» **REQUIREMENT**
Locate all lines with the word "JSON". Copy them.

» **EXTRACTED ENTRIES**
......

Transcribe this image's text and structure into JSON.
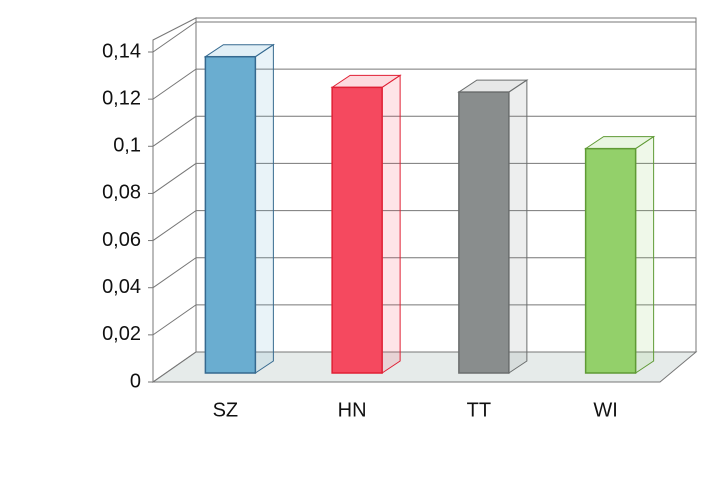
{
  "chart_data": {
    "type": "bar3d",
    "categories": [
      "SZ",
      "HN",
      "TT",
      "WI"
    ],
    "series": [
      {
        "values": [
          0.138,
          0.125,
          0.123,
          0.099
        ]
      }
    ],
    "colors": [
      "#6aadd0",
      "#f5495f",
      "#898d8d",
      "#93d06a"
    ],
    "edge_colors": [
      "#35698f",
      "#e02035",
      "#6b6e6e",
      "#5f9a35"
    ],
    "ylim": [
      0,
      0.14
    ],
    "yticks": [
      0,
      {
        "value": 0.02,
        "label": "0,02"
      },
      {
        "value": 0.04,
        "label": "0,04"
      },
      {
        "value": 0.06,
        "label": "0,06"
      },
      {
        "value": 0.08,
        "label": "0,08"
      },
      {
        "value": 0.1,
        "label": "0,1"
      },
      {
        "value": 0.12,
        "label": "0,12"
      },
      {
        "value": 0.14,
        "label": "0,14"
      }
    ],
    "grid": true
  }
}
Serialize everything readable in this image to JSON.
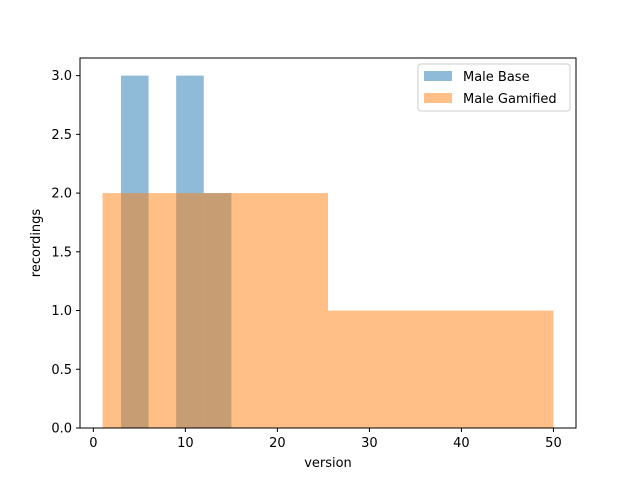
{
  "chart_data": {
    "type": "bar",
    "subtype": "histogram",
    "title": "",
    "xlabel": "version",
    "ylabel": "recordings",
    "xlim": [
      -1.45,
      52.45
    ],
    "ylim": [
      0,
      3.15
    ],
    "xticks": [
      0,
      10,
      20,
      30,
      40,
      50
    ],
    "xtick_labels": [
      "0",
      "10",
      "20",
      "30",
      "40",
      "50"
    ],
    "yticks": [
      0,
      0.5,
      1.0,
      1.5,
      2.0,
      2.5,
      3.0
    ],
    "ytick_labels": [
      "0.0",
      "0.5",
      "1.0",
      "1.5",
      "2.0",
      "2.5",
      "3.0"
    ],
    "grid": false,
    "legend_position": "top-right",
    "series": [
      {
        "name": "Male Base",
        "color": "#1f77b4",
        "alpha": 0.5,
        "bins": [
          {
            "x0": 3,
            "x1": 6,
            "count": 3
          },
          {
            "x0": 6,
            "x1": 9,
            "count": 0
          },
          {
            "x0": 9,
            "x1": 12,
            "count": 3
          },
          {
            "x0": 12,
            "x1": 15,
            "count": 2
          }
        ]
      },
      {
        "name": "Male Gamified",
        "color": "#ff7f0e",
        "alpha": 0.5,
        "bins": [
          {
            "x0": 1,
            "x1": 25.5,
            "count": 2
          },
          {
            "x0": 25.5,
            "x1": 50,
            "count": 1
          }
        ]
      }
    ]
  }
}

......

» **RESULT FOR THIS TASK**
Transcribe this image's text and structure into JSON.
Serialize everything readable in this image to JSON.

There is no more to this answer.